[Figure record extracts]

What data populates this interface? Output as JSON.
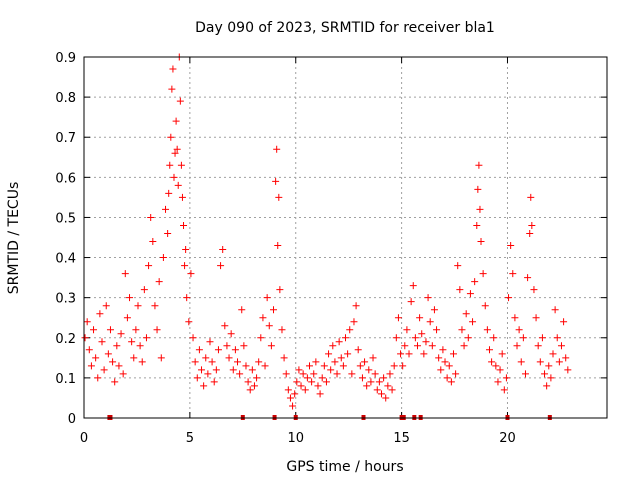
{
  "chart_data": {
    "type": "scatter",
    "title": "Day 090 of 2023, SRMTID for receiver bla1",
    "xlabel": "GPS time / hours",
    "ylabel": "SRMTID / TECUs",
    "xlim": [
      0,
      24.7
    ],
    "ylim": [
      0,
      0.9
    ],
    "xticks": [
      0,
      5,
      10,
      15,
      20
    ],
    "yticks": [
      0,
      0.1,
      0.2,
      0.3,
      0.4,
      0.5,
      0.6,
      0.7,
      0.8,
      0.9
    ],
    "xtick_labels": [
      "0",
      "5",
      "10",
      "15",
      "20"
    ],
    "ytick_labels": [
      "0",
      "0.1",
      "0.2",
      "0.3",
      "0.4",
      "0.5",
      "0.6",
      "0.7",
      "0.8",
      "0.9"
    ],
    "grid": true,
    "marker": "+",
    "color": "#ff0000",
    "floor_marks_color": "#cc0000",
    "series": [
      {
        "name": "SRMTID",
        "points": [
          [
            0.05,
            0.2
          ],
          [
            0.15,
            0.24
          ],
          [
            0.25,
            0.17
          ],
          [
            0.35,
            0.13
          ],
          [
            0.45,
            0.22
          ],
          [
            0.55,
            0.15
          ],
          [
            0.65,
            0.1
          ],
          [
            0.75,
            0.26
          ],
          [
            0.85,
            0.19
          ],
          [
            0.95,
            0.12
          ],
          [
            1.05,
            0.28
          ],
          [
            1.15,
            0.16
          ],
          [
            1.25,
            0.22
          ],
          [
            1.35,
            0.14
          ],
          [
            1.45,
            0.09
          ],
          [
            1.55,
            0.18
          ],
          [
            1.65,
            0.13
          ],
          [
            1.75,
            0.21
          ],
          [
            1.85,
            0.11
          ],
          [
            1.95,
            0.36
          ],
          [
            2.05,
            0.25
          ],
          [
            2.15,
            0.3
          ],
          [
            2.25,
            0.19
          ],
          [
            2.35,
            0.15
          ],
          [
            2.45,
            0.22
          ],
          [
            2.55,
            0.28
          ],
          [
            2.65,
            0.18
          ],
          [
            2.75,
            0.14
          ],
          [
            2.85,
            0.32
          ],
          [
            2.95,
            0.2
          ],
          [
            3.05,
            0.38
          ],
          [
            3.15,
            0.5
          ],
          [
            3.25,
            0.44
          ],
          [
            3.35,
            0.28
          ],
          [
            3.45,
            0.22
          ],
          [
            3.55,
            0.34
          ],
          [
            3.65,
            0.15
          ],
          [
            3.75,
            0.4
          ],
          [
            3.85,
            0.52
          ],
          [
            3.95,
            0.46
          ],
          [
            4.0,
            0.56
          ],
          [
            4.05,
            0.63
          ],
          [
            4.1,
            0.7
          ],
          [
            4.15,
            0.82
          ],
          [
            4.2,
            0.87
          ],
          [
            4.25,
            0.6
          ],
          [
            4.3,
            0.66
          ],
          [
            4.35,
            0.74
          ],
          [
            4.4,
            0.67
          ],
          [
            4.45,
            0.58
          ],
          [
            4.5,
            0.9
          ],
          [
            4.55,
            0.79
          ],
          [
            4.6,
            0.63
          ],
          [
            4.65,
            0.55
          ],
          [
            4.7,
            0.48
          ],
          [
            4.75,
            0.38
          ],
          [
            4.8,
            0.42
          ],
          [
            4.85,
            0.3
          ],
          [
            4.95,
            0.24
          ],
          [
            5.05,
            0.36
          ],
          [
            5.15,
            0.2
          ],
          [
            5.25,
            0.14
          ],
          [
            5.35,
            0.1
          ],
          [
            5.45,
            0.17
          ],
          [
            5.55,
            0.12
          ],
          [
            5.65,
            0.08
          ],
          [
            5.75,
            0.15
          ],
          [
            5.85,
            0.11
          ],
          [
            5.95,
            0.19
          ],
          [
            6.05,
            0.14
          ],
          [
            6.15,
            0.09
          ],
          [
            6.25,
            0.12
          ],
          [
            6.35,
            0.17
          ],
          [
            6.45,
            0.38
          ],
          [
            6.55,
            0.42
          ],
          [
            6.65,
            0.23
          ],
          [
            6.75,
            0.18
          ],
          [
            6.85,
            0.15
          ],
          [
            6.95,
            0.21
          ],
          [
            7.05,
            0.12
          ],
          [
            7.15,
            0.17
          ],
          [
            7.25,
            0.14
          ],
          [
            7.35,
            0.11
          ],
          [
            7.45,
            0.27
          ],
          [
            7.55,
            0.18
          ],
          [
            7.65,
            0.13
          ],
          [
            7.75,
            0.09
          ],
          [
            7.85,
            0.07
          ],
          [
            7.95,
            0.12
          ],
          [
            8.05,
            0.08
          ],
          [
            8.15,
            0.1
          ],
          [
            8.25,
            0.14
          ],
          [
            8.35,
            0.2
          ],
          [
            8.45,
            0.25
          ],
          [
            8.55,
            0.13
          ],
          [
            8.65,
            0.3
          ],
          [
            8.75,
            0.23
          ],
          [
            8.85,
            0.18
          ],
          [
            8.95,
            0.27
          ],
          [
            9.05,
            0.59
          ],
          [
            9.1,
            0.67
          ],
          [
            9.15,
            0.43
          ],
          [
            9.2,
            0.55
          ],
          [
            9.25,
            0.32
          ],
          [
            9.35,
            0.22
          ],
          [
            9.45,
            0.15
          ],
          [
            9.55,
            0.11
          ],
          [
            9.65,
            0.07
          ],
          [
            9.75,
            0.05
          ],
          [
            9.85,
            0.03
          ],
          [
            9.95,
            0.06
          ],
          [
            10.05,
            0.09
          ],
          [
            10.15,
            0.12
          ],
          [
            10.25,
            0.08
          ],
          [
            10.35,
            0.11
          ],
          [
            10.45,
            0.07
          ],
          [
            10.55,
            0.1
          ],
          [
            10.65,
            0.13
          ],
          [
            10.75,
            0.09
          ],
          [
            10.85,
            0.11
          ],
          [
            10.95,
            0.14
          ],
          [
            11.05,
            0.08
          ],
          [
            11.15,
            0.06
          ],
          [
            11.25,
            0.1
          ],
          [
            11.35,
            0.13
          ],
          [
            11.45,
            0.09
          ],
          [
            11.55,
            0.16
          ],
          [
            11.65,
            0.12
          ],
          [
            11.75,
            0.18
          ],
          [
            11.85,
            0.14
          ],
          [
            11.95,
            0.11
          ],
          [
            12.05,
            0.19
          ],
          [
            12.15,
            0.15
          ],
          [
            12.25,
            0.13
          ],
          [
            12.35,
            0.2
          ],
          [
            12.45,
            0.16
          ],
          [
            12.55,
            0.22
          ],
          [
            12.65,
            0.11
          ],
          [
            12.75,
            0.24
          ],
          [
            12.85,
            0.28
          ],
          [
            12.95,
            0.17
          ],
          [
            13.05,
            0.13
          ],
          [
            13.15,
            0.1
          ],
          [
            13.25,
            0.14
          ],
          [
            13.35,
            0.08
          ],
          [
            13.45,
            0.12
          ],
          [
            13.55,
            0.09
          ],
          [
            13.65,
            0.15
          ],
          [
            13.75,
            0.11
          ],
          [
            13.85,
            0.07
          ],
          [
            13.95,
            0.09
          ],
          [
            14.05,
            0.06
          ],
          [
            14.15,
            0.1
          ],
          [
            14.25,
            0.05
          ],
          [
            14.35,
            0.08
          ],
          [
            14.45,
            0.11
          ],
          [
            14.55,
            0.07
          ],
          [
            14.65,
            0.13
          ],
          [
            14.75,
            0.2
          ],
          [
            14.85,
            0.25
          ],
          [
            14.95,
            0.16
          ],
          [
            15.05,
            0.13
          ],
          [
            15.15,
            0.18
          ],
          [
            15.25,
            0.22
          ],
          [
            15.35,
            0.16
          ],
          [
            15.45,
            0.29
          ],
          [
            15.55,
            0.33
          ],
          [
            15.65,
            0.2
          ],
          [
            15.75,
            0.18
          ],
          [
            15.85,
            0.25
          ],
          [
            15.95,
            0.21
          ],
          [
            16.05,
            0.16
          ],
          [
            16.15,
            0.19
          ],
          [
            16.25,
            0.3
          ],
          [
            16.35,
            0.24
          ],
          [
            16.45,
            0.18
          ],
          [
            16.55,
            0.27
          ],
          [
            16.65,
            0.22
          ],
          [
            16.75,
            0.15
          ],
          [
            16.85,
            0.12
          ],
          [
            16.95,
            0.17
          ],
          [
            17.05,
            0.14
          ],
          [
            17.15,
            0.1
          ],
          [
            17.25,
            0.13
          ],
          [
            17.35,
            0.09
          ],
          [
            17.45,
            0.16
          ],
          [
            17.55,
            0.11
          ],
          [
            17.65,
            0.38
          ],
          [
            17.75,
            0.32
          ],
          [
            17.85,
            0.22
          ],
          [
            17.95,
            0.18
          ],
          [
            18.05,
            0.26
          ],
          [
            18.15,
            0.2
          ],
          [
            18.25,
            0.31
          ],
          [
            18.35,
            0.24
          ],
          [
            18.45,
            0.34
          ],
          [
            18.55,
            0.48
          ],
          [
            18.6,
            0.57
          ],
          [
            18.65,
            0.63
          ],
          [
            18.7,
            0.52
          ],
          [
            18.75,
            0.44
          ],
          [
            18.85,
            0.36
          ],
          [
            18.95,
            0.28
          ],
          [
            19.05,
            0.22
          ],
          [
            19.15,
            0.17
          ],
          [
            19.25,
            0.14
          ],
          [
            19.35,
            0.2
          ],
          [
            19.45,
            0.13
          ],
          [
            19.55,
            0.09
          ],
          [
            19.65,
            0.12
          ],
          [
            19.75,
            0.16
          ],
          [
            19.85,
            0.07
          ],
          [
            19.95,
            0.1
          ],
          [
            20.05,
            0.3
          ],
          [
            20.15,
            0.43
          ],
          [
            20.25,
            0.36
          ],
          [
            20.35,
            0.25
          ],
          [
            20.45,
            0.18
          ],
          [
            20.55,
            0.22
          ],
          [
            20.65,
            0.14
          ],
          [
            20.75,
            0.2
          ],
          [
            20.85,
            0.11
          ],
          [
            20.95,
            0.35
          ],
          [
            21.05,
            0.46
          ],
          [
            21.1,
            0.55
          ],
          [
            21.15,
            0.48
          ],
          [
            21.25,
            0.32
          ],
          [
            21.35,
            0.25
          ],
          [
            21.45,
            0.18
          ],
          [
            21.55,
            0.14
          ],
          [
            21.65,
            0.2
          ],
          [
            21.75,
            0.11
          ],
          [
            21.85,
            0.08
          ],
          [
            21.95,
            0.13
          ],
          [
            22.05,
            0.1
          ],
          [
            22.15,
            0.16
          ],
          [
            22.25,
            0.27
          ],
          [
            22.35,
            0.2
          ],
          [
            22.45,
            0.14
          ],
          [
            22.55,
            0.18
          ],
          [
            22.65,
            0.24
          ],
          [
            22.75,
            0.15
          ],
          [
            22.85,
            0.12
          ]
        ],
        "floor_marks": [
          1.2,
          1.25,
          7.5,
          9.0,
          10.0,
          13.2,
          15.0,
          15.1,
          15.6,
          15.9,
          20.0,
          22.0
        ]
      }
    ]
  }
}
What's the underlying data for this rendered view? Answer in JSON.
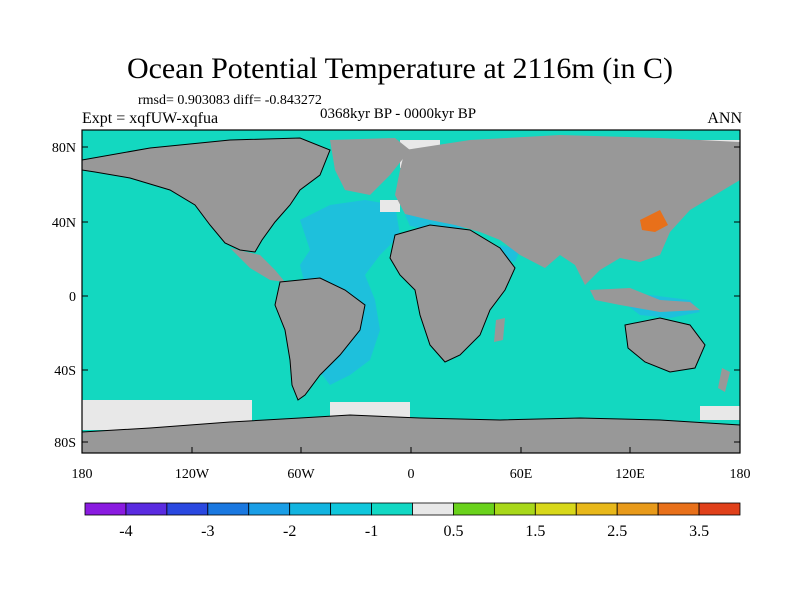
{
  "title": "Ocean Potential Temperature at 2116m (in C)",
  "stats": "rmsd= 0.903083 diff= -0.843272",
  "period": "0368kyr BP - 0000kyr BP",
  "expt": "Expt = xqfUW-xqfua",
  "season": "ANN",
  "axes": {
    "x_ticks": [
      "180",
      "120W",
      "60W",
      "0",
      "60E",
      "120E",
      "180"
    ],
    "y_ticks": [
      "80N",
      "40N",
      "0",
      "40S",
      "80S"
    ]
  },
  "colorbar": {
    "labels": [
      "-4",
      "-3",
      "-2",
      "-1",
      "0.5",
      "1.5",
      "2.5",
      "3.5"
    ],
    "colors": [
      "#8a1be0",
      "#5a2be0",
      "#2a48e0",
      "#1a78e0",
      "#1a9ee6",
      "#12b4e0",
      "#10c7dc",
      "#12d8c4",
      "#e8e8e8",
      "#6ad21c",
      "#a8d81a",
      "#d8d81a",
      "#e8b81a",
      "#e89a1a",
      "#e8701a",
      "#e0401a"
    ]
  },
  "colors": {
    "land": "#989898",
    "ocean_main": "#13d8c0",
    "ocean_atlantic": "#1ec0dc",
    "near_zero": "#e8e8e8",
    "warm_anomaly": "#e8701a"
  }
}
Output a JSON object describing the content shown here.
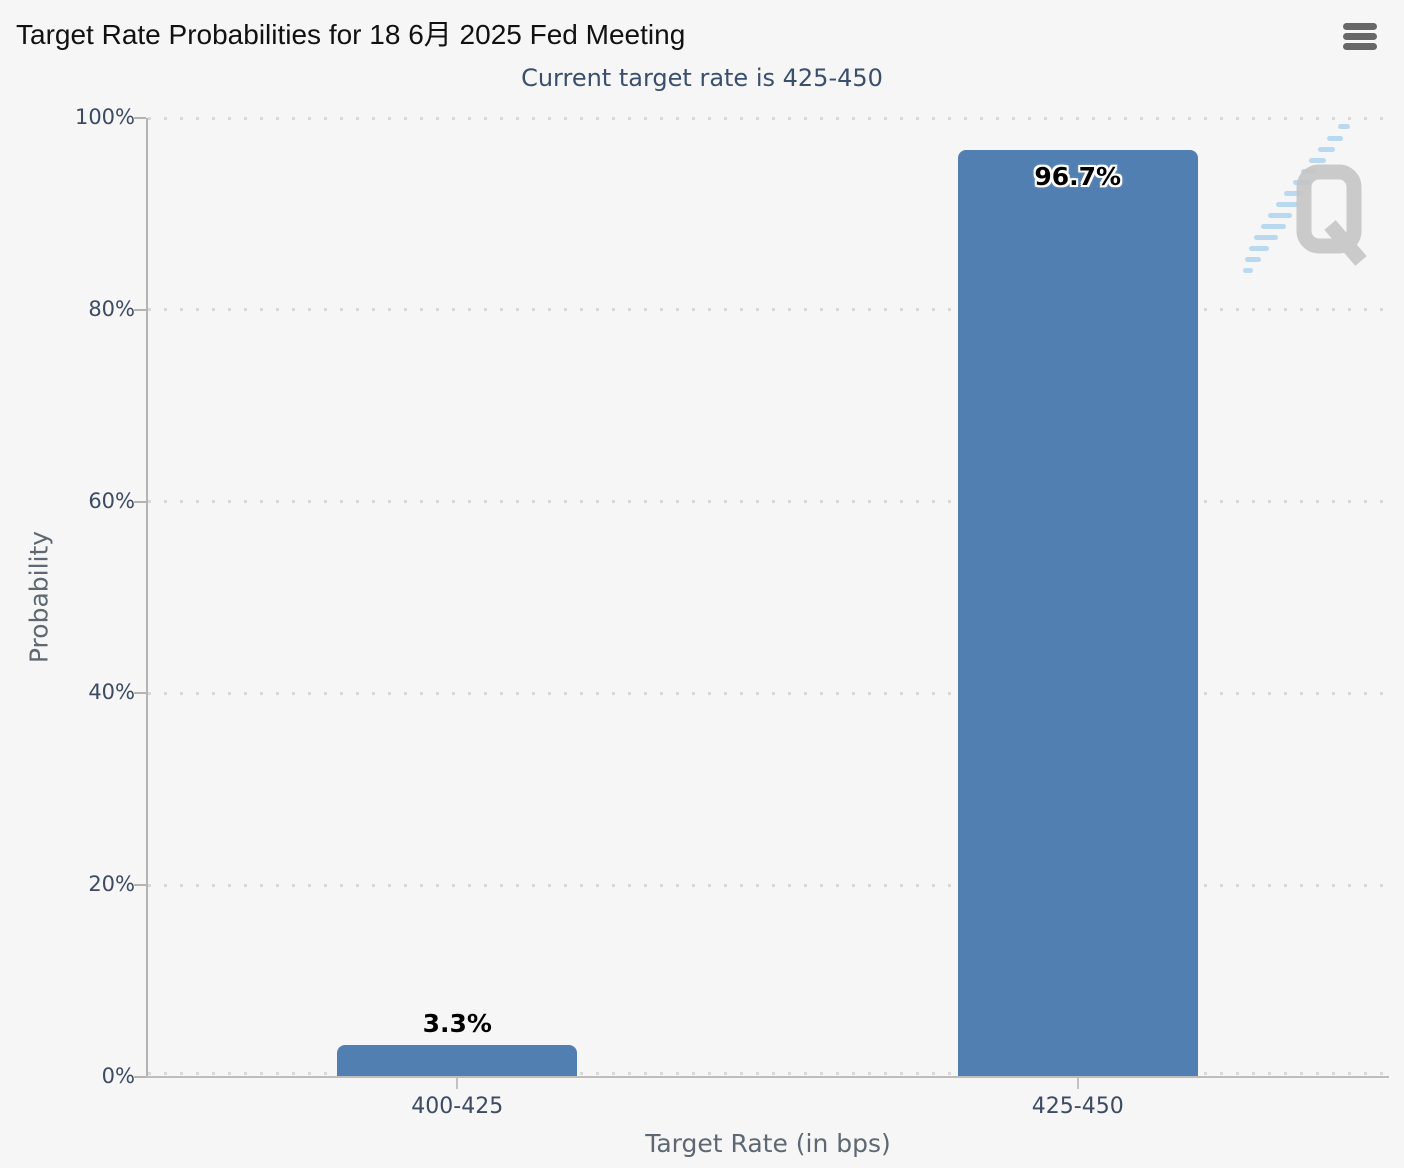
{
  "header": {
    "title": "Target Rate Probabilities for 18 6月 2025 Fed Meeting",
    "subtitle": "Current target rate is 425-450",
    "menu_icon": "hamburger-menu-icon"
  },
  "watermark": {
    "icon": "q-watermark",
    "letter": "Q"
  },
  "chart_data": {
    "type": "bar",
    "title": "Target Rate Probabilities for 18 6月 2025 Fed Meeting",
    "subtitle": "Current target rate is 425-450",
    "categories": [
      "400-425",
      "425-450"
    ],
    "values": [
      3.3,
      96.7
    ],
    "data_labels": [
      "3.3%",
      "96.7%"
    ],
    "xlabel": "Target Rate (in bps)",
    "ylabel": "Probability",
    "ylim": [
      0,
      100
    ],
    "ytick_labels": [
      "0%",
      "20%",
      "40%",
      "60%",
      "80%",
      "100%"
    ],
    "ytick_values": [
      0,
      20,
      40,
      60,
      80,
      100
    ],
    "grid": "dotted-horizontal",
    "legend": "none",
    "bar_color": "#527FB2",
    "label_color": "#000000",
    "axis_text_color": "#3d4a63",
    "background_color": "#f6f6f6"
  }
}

■ **Problem description**: Look above for every line with the word "Output" and copy it.

■ **Solved exercise**:
What data populates this interface? Output as JSON.
Output a JSON object describing the content shown here.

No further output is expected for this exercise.